## WORK INSTRUCTIONS
Scan the data below for the string "foydalanish". Show every line where it turns up.
-------- THE DATA
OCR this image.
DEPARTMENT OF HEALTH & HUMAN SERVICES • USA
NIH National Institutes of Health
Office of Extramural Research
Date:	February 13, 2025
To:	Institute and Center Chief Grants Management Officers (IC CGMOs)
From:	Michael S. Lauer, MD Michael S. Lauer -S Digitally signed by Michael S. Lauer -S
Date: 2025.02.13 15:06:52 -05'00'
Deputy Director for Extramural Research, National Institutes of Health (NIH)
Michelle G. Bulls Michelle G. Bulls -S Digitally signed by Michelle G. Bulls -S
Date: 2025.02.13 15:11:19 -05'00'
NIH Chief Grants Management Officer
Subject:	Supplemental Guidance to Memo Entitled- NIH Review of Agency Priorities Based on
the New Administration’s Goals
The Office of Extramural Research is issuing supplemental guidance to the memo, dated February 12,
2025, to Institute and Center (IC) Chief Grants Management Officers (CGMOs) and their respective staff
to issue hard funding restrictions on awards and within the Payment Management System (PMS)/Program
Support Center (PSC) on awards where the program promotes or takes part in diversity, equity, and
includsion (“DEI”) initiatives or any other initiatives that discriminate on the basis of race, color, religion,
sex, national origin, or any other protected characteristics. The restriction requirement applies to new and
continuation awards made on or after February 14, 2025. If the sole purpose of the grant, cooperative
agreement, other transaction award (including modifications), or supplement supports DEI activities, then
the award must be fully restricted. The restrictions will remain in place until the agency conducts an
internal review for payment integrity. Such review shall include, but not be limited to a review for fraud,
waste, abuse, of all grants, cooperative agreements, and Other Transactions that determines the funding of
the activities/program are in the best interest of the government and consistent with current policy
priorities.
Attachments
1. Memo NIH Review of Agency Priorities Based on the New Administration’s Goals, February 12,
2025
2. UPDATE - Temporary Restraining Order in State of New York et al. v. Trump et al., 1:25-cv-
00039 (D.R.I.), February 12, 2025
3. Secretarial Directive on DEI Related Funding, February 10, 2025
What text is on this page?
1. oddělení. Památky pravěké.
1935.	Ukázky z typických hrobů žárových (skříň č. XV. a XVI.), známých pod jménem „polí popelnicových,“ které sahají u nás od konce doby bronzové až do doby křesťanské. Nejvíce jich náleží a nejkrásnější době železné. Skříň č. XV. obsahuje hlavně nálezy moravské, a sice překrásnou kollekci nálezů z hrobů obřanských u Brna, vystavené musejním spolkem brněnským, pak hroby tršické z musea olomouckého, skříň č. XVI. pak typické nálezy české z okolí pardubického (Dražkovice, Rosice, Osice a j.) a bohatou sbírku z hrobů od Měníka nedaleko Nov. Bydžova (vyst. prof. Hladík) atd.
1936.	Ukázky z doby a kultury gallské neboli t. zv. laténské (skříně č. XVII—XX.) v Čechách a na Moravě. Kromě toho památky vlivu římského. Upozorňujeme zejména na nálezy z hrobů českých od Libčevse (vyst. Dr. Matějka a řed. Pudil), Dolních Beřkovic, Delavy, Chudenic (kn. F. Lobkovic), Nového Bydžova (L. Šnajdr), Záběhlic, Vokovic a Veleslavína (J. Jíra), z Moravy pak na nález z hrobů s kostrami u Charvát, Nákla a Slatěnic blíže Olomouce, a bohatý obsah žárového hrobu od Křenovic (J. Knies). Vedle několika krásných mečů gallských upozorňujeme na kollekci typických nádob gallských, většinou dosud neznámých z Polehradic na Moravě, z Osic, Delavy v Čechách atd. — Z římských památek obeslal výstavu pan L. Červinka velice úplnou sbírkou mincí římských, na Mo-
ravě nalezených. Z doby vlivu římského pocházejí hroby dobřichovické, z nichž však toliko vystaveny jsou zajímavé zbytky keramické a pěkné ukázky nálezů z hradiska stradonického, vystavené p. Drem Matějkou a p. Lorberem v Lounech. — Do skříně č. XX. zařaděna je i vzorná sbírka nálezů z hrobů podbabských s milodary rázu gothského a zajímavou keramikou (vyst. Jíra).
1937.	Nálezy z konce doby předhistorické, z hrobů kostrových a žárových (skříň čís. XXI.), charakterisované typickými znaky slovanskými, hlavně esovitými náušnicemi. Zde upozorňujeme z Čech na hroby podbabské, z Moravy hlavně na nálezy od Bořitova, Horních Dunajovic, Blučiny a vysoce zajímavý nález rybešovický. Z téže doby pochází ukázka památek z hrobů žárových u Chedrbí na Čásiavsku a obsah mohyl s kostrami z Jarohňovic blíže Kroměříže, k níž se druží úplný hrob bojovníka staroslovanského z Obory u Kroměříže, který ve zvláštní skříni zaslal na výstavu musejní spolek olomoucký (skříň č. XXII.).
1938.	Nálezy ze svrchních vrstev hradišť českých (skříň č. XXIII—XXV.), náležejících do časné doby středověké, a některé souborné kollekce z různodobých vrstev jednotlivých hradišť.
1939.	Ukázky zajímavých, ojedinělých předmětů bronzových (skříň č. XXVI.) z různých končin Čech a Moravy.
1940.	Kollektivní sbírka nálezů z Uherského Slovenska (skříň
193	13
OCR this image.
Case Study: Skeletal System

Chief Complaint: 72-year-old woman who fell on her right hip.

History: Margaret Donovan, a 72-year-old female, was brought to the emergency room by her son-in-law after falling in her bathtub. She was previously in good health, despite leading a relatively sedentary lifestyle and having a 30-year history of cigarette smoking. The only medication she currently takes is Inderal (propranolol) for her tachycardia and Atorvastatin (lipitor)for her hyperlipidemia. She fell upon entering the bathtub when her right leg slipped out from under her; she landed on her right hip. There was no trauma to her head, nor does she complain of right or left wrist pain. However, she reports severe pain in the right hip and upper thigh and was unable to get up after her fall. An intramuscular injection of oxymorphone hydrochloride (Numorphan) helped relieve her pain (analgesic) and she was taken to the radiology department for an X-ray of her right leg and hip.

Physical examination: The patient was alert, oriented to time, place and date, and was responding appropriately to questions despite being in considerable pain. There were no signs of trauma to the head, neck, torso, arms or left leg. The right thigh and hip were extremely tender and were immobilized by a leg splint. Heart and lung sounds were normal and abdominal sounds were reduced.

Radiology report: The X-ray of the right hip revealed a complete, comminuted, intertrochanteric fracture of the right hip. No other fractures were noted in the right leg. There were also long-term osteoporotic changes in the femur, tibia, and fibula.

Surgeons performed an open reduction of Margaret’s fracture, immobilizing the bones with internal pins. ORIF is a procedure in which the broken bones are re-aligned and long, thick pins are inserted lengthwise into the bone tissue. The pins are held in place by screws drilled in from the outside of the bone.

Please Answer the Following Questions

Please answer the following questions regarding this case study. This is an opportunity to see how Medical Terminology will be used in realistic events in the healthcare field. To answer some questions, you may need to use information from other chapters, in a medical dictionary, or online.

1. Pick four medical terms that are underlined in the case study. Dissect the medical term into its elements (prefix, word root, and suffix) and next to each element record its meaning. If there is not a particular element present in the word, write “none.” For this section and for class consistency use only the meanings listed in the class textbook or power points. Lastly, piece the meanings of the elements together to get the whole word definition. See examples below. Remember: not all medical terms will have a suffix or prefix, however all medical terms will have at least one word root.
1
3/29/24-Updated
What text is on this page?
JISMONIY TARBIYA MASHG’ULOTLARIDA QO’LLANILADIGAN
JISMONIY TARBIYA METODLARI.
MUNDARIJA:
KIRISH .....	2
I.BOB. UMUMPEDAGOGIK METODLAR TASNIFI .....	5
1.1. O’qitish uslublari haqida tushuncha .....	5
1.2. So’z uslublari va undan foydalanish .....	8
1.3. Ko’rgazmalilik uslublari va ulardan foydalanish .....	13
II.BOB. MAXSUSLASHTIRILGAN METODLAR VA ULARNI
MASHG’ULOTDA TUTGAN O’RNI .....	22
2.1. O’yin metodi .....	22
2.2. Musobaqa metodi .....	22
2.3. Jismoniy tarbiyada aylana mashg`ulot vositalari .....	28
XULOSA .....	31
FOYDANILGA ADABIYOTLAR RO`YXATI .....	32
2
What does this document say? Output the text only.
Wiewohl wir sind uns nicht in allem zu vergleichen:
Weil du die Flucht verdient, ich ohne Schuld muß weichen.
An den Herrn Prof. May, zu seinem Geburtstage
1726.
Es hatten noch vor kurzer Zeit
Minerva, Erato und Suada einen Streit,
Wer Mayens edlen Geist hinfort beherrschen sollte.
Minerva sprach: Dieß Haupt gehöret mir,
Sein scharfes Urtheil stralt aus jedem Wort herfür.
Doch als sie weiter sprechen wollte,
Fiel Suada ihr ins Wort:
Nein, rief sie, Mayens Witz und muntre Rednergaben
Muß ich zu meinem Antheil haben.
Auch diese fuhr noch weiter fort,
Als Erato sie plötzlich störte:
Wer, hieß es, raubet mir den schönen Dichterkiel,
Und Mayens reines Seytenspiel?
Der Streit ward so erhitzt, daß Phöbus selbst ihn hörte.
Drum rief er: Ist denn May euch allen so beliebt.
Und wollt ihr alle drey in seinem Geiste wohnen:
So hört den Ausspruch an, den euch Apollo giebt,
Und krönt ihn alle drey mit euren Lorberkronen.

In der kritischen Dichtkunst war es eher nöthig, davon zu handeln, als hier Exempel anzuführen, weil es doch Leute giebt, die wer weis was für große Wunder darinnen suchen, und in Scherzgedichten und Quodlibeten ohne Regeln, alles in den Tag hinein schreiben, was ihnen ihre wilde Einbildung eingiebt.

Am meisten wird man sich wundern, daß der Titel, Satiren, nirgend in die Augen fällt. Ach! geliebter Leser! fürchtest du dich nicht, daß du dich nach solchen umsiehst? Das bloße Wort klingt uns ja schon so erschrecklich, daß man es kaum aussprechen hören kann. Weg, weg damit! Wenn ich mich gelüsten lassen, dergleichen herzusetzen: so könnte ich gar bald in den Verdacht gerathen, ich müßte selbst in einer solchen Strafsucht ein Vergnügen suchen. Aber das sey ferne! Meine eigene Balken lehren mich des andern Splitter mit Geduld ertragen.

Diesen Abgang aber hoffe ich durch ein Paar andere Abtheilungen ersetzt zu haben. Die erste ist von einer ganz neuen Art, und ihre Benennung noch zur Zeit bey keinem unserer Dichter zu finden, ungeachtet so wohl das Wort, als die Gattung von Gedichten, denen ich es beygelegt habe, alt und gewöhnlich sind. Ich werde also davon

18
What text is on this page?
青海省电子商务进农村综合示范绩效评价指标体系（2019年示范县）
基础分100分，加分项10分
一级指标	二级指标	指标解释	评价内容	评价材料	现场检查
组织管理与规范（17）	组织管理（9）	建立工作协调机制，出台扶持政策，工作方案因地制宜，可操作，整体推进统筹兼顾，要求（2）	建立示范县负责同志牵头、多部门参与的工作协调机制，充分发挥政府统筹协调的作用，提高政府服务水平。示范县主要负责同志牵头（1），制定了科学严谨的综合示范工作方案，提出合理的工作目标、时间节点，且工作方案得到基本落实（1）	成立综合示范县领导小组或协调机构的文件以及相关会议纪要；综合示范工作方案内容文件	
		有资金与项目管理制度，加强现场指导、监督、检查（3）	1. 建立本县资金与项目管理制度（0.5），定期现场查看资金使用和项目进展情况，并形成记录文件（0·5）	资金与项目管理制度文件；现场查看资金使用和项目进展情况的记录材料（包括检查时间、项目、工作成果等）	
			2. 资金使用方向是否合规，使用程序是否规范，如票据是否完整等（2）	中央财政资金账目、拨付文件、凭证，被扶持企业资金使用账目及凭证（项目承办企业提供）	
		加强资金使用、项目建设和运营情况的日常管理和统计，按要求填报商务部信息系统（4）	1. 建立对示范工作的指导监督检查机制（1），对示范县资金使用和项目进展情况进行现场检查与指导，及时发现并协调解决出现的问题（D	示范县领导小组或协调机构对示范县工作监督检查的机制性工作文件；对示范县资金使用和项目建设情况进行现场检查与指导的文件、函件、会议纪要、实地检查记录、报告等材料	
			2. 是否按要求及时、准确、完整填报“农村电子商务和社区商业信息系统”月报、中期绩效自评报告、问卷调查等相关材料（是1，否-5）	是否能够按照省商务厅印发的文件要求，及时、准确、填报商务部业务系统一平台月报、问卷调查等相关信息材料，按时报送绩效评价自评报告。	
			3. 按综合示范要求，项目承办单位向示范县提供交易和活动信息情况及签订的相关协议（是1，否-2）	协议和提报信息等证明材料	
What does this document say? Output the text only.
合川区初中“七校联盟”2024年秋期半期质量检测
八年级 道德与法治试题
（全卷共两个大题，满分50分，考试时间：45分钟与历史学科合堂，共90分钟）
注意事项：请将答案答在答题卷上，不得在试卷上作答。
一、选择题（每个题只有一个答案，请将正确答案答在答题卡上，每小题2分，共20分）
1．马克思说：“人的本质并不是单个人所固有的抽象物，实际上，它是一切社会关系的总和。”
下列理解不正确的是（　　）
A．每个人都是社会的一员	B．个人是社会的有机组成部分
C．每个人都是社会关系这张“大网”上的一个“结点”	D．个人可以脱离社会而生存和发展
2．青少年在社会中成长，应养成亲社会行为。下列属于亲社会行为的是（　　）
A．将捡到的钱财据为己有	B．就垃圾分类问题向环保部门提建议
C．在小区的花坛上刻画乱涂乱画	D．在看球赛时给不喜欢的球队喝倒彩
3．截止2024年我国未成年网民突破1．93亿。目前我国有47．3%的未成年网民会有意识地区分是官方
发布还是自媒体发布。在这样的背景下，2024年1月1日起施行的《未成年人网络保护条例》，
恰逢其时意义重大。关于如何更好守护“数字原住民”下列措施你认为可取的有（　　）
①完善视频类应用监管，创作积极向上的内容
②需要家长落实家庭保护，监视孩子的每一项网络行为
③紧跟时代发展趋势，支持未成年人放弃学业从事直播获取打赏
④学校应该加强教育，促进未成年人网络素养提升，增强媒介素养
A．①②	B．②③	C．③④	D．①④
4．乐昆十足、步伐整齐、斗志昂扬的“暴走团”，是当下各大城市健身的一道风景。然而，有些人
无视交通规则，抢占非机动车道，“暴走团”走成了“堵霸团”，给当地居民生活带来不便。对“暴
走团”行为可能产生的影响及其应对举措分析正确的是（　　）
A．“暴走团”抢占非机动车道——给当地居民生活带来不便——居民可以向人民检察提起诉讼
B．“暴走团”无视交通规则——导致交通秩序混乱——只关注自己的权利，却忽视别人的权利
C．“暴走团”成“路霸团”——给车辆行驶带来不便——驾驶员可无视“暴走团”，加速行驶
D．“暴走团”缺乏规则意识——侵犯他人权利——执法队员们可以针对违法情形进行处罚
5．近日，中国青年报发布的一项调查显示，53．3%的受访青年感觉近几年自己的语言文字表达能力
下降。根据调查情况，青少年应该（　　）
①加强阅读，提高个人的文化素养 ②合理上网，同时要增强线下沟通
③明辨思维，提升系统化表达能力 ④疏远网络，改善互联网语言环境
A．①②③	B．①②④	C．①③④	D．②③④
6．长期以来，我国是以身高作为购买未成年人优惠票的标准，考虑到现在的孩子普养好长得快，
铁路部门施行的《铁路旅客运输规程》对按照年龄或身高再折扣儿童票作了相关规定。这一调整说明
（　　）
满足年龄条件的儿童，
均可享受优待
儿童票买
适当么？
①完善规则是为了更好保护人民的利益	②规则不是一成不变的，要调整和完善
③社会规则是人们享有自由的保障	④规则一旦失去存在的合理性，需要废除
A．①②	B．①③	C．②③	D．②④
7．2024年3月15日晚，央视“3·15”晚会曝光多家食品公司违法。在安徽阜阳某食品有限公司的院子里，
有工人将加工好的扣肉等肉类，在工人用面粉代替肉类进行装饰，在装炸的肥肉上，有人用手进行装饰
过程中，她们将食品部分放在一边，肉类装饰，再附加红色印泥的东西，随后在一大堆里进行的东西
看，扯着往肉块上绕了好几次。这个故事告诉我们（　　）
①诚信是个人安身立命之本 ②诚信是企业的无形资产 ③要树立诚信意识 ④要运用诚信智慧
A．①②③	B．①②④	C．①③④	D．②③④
----------------
## REPLY TO THE TASK
1.2. So’z uslublari va undan foydalanish .....	8
1.3. Ko’rgazmalilik uslublari va ulardan foydalanish .....	13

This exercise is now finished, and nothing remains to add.